## TEXTO DE LECTURA
-- -- --

Más tarde el mismo Pedro dirá: “Tú eres el Cristo” (Marcos 8:29), lo cual significaba un peligro para él, pues “los judíos ya habían acordado que si alguno confesase que Jesús era el Mesías, fuera expulsado de la sinagoga” (Juan 9:22).
En el pozo de Sicar, la mujer samaritana había dicho: “Sé que ha de venir el Mesías, llamado el Cristo”. Y Jesús le respondió: “Yo soy, el que habla contigo” (Juan 4:25-26).
Cuatro son los testimonios dados acerca del Señor: el de Juan el bautista (Juan 5:33); uno mayor que el de Juan: “Las obras que el Padre me dio para que cumpliese” (v. 36); el Padre mismo había dado testimonio de él (v. 37); y, por último, Jesús dijo: “Escudriñad las Escrituras… ellas son las que dan testimonio de mí” (v. 39). El que las Escrituras habían anunciado y el que ahora estaba presente en la tierra, eran la misma persona: el Cristo.
Ante el concilio, el sumo sacerdote interroga a Jesús: “Te conjuro por el Dios viviente, que nos digas si eres tú el Cristo, el Hijo de Dios”. Aunque le valiera ser condenado a muerte, Jesús responde: “Tú lo has dicho” (Mateo 26:63, 64). Pilato no se equivoca a este respecto, habla de “Jesús, llamado el Cristo” (cap. 27:22). Y ante él, el Señor dio testimonio de la “buena profesión” de que era rey de los judíos y, por lo tanto, el Mesías (Juan 18:33, 37; 1 Timoteo 6:13).

-- -- --

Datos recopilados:
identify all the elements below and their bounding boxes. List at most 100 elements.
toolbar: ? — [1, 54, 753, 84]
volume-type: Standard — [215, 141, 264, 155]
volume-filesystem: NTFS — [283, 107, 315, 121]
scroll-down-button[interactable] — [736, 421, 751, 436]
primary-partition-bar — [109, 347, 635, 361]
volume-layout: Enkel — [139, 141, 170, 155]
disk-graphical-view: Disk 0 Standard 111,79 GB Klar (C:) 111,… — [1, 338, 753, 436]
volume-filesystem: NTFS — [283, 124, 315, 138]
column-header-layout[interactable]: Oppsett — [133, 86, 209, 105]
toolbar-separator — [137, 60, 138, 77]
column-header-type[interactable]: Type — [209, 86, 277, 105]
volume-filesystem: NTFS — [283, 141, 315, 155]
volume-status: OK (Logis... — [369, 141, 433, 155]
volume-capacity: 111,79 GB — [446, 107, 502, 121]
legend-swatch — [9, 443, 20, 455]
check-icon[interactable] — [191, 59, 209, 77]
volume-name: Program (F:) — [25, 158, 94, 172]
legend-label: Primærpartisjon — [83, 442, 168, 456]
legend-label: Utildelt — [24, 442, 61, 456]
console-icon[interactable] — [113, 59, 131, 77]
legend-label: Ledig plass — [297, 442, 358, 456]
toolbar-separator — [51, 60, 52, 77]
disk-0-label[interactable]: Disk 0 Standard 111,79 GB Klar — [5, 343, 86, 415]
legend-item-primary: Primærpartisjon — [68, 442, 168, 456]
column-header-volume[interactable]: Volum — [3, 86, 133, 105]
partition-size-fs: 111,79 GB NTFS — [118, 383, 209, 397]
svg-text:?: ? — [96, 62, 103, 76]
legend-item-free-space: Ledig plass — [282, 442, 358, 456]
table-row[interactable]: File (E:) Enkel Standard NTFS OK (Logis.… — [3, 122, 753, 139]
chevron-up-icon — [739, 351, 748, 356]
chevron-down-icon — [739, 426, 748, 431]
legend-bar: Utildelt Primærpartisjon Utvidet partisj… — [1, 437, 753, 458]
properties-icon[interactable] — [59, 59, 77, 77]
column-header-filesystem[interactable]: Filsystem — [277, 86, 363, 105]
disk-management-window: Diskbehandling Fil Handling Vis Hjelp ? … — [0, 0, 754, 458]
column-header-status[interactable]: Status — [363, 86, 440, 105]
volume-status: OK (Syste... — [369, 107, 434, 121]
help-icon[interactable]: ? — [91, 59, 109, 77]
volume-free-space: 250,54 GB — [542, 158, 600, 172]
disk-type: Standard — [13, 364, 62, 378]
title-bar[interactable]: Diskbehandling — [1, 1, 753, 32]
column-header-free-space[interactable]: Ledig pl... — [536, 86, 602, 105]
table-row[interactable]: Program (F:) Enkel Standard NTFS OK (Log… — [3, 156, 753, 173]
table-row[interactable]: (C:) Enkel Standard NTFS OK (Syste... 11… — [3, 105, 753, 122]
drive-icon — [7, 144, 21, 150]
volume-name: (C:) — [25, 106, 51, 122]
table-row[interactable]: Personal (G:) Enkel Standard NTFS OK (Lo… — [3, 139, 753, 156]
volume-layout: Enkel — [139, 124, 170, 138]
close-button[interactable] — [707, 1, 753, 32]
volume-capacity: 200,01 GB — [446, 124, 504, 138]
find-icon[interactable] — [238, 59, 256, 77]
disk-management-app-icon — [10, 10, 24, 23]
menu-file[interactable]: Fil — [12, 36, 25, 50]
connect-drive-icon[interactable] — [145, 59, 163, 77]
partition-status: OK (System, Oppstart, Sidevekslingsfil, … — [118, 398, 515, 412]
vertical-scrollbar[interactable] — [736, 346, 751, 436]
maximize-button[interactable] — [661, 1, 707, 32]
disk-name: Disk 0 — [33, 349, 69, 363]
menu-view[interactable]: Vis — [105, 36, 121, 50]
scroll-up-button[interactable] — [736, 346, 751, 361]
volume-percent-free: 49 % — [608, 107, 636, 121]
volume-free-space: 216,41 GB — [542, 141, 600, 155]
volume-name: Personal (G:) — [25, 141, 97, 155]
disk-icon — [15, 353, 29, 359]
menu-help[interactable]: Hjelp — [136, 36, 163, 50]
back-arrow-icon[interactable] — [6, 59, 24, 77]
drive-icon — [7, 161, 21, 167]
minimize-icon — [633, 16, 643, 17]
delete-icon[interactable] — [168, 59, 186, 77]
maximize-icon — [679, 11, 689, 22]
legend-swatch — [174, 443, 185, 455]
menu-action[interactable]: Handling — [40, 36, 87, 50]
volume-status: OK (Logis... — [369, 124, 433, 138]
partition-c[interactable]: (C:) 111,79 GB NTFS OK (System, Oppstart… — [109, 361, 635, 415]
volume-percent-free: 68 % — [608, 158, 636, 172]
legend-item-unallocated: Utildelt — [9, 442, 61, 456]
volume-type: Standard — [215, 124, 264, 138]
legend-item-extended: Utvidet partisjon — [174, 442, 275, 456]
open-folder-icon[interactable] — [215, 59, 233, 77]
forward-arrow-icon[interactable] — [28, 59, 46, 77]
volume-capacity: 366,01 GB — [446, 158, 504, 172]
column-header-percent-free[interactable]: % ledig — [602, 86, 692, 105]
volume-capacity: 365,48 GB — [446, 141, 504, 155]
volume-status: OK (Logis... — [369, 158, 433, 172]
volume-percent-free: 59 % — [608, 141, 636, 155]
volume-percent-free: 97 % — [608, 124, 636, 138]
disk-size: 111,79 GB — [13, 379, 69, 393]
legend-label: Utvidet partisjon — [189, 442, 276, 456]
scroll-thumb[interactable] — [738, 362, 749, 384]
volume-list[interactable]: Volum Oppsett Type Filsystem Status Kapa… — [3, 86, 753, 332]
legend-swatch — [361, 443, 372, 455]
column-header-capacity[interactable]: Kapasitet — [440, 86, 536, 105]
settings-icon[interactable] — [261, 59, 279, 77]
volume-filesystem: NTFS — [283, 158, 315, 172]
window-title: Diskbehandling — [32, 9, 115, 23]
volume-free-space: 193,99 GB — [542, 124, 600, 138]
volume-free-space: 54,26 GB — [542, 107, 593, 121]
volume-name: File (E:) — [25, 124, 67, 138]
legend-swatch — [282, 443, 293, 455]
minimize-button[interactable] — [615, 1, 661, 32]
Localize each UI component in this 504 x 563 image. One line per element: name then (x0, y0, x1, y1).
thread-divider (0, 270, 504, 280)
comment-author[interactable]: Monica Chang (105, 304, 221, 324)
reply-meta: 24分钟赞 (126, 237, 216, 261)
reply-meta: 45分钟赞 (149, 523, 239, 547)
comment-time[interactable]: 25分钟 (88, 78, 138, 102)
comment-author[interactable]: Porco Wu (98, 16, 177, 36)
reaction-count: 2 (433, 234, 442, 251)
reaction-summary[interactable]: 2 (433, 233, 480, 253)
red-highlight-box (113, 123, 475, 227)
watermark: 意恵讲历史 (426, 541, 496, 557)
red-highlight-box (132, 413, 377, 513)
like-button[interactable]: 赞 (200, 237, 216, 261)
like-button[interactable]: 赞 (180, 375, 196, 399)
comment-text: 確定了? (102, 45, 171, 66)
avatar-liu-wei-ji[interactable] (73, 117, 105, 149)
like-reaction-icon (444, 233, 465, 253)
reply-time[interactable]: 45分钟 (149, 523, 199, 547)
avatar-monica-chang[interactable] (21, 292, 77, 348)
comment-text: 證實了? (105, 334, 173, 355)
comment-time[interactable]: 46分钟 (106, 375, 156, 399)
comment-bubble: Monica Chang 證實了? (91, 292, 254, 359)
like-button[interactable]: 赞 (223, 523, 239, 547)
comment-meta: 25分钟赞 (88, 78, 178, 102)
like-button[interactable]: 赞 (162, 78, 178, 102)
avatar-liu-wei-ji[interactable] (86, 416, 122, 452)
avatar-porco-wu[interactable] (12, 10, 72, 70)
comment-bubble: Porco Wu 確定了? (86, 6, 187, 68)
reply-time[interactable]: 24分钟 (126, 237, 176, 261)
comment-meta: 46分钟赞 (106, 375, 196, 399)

-- -- --

## TAREA ASIGNADA 1
Resume el texto en dos oraciones, por favor.
## TAREA ASIGNADA 2
Contesta estas preguntas sobre el texto:
(a) ¿En qué lugar le dijo Jesús a la mujer samaritana "Yo soy, el que habla contigo"?
(b) ¿Cuántos testimonios acerca del Señor se mencionan?
(c) ¿Con qué palabras se refiere Pilato a Jesús?
Para responder, usa únicamente el texto y no el material.

## RESULTADO DEL EJERCICIO 1
El texto reúne ocasiones en que Jesús es reconocido como el Cristo: la confesión de Pedro, que lo exponía a ser expulsado de la sinagoga, y la respuesta de Jesús a la mujer samaritana en el pozo de Sicar. Además enumera cuatro testimonios acerca del Señor (el de Juan el bautista, las obras, el del Padre y el de las Escrituras) y relata que, ante el sumo sacerdote y ante Pilato, Jesús confirmó ser el Cristo y rey de los judíos.

## RESULTADO DEL EJERCICIO 2
(a) En el pozo de Sicar.
(b) Cuatro.
(c) "Jesús, llamado el Cristo".